[THE EXERCISE]: Exclude the pictures and retype the entries as written.

[Data entries for graphics]
━━━━━━━━━━━━━━━━━━━━

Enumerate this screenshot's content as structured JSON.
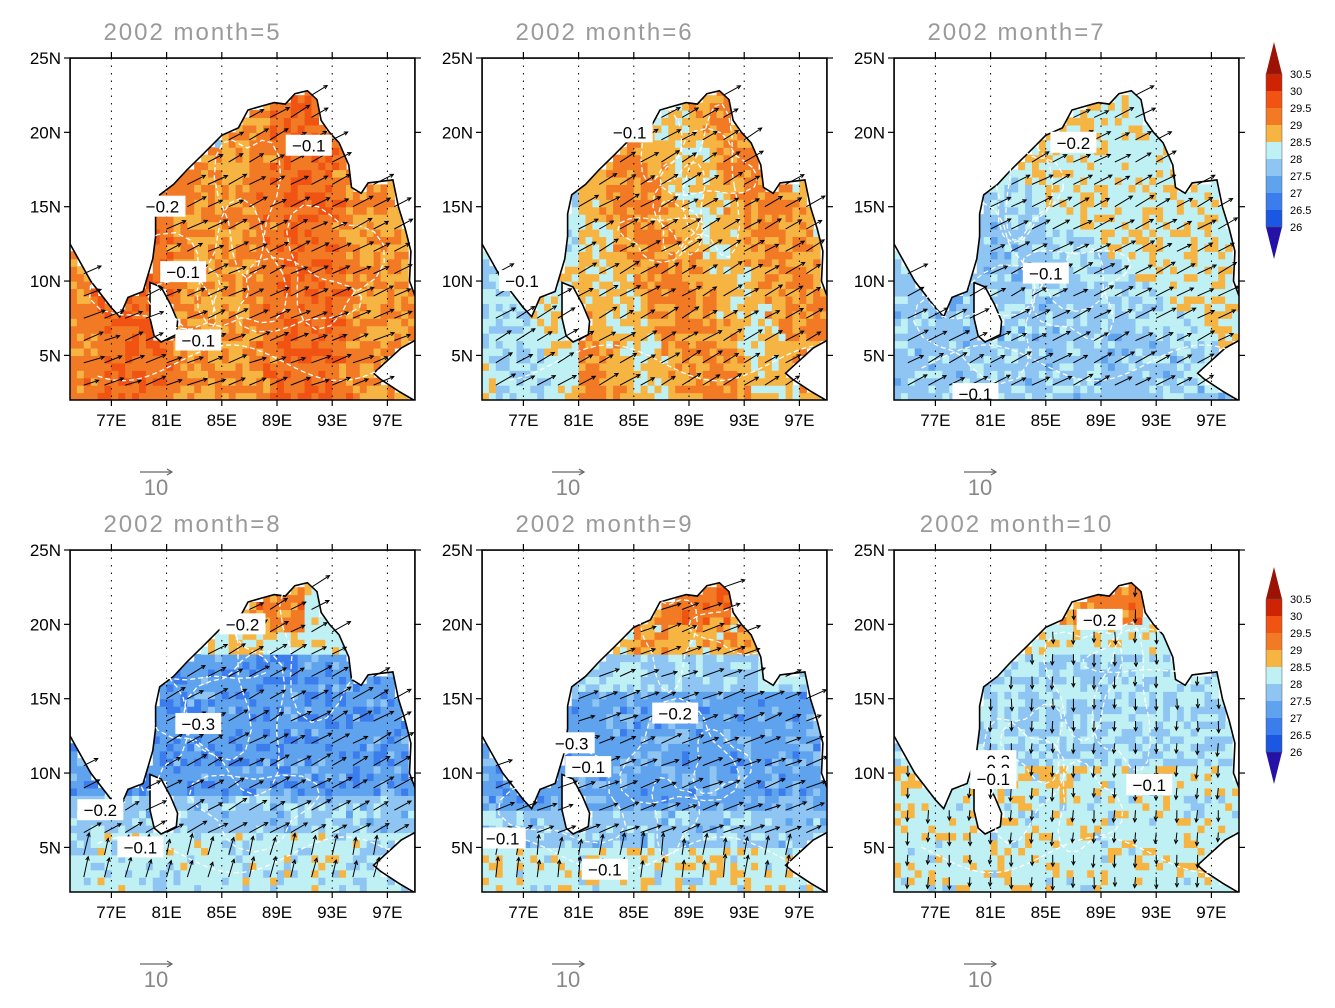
{
  "panels": [
    {
      "title": "2002  month=5",
      "labels": [
        {
          "text": "−0.1",
          "x": 91.3,
          "y": 19.1
        },
        {
          "text": "−0.2",
          "x": 80.7,
          "y": 15.0
        },
        {
          "text": "−0.1",
          "x": 82.2,
          "y": 10.6
        },
        {
          "text": "−0.1",
          "x": 83.3,
          "y": 6.0
        }
      ]
    },
    {
      "title": "2002  month=6",
      "labels": [
        {
          "text": "−0.1",
          "x": 84.7,
          "y": 20.0
        },
        {
          "text": "−0.1",
          "x": 76.9,
          "y": 10.0
        }
      ]
    },
    {
      "title": "2002  month=7",
      "labels": [
        {
          "text": "−0.2",
          "x": 87.0,
          "y": 19.3
        },
        {
          "text": "−0.1",
          "x": 85.0,
          "y": 10.5
        },
        {
          "text": "−0.1",
          "x": 79.9,
          "y": 2.4
        }
      ]
    },
    {
      "title": "2002  month=8",
      "labels": [
        {
          "text": "−0.2",
          "x": 86.5,
          "y": 20.0
        },
        {
          "text": "−0.3",
          "x": 83.3,
          "y": 13.3
        },
        {
          "text": "−0.2",
          "x": 76.2,
          "y": 7.5
        },
        {
          "text": "−0.1",
          "x": 79.1,
          "y": 5.0
        }
      ]
    },
    {
      "title": "2002  month=9",
      "labels": [
        {
          "text": "−0.2",
          "x": 88.0,
          "y": 14.0
        },
        {
          "text": "−0.3",
          "x": 80.5,
          "y": 12.0
        },
        {
          "text": "−0.1",
          "x": 81.7,
          "y": 10.4
        },
        {
          "text": "−0.1",
          "x": 75.5,
          "y": 5.6
        },
        {
          "text": "−0.1",
          "x": 82.9,
          "y": 3.5
        }
      ]
    },
    {
      "title": "2002  month=10",
      "labels": [
        {
          "text": "−0.2",
          "x": 88.9,
          "y": 20.3
        },
        {
          "text": "−0.3",
          "x": 81.2,
          "y": 10.8
        },
        {
          "text": "−0.2",
          "x": 81.2,
          "y": 10.2
        },
        {
          "text": "−0.1",
          "x": 81.2,
          "y": 9.6
        },
        {
          "text": "−0.1",
          "x": 92.5,
          "y": 9.2
        }
      ]
    }
  ],
  "axes": {
    "lon_ticks": [
      {
        "value": 77,
        "label": "77E"
      },
      {
        "value": 81,
        "label": "81E"
      },
      {
        "value": 85,
        "label": "85E"
      },
      {
        "value": 89,
        "label": "89E"
      },
      {
        "value": 93,
        "label": "93E"
      },
      {
        "value": 97,
        "label": "97E"
      }
    ],
    "lat_ticks": [
      {
        "value": 5,
        "label": "5N"
      },
      {
        "value": 10,
        "label": "10N"
      },
      {
        "value": 15,
        "label": "15N"
      },
      {
        "value": 20,
        "label": "20N"
      },
      {
        "value": 25,
        "label": "25N"
      }
    ],
    "lon_range": [
      74,
      99
    ],
    "lat_range": [
      2,
      25
    ]
  },
  "vector_ref": {
    "value": "10"
  },
  "colorbar": {
    "labels": [
      "30.5",
      "30",
      "29.5",
      "29",
      "28.5",
      "28",
      "27.5",
      "27",
      "26.5",
      "26"
    ],
    "colors": [
      "#9c1205",
      "#cf2404",
      "#f05312",
      "#f27a24",
      "#f6b443",
      "#bff0f3",
      "#8ec5f2",
      "#5fa3ee",
      "#3c7ded",
      "#1c57e3",
      "#2510a8"
    ],
    "min_color": "#2510a8",
    "max_color": "#9c1205"
  },
  "colors": {
    "land": "#ffffff",
    "coast": "#000000",
    "contour": "#ffffff",
    "arrow": "#000000",
    "title": "#9a9a9a"
  }
}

━━━━━━━━━━━━━━━━━━━━

[OUTPUT FOR THIS EXERCISE]:
Enumerate this screenshot's content as structured JSON.
{
  "panels": [
    {
      "title": "2002  month=5",
      "labels": [
        {
          "text": "−0.1",
          "x": 91.3,
          "y": 19.1
        },
        {
          "text": "−0.2",
          "x": 80.7,
          "y": 15.0
        },
        {
          "text": "−0.1",
          "x": 82.2,
          "y": 10.6
        },
        {
          "text": "−0.1",
          "x": 83.3,
          "y": 6.0
        }
      ]
    },
    {
      "title": "2002  month=6",
      "labels": [
        {
          "text": "−0.1",
          "x": 84.7,
          "y": 20.0
        },
        {
          "text": "−0.1",
          "x": 76.9,
          "y": 10.0
        }
      ]
    },
    {
      "title": "2002  month=7",
      "labels": [
        {
          "text": "−0.2",
          "x": 87.0,
          "y": 19.3
        },
        {
          "text": "−0.1",
          "x": 85.0,
          "y": 10.5
        },
        {
          "text": "−0.1",
          "x": 79.9,
          "y": 2.4
        }
      ]
    },
    {
      "title": "2002  month=8",
      "labels": [
        {
          "text": "−0.2",
          "x": 86.5,
          "y": 20.0
        },
        {
          "text": "−0.3",
          "x": 83.3,
          "y": 13.3
        },
        {
          "text": "−0.2",
          "x": 76.2,
          "y": 7.5
        },
        {
          "text": "−0.1",
          "x": 79.1,
          "y": 5.0
        }
      ]
    },
    {
      "title": "2002  month=9",
      "labels": [
        {
          "text": "−0.2",
          "x": 88.0,
          "y": 14.0
        },
        {
          "text": "−0.3",
          "x": 80.5,
          "y": 12.0
        },
        {
          "text": "−0.1",
          "x": 81.7,
          "y": 10.4
        },
        {
          "text": "−0.1",
          "x": 75.5,
          "y": 5.6
        },
        {
          "text": "−0.1",
          "x": 82.9,
          "y": 3.5
        }
      ]
    },
    {
      "title": "2002  month=10",
      "labels": [
        {
          "text": "−0.2",
          "x": 88.9,
          "y": 20.3
        },
        {
          "text": "−0.3",
          "x": 81.2,
          "y": 10.8
        },
        {
          "text": "−0.2",
          "x": 81.2,
          "y": 10.2
        },
        {
          "text": "−0.1",
          "x": 81.2,
          "y": 9.6
        },
        {
          "text": "−0.1",
          "x": 92.5,
          "y": 9.2
        }
      ]
    }
  ],
  "axes": {
    "lon_ticks": [
      {
        "value": 77,
        "label": "77E"
      },
      {
        "value": 81,
        "label": "81E"
      },
      {
        "value": 85,
        "label": "85E"
      },
      {
        "value": 89,
        "label": "89E"
      },
      {
        "value": 93,
        "label": "93E"
      },
      {
        "value": 97,
        "label": "97E"
      }
    ],
    "lat_ticks": [
      {
        "value": 5,
        "label": "5N"
      },
      {
        "value": 10,
        "label": "10N"
      },
      {
        "value": 15,
        "label": "15N"
      },
      {
        "value": 20,
        "label": "20N"
      },
      {
        "value": 25,
        "label": "25N"
      }
    ],
    "lon_range": [
      74,
      99
    ],
    "lat_range": [
      2,
      25
    ]
  },
  "vector_ref": {
    "value": "10"
  },
  "colorbar": {
    "labels": [
      "30.5",
      "30",
      "29.5",
      "29",
      "28.5",
      "28",
      "27.5",
      "27",
      "26.5",
      "26"
    ],
    "colors": [
      "#9c1205",
      "#cf2404",
      "#f05312",
      "#f27a24",
      "#f6b443",
      "#bff0f3",
      "#8ec5f2",
      "#5fa3ee",
      "#3c7ded",
      "#1c57e3",
      "#2510a8"
    ],
    "min_color": "#2510a8",
    "max_color": "#9c1205"
  },
  "colors": {
    "land": "#ffffff",
    "coast": "#000000",
    "contour": "#ffffff",
    "arrow": "#000000",
    "title": "#9a9a9a"
  }
}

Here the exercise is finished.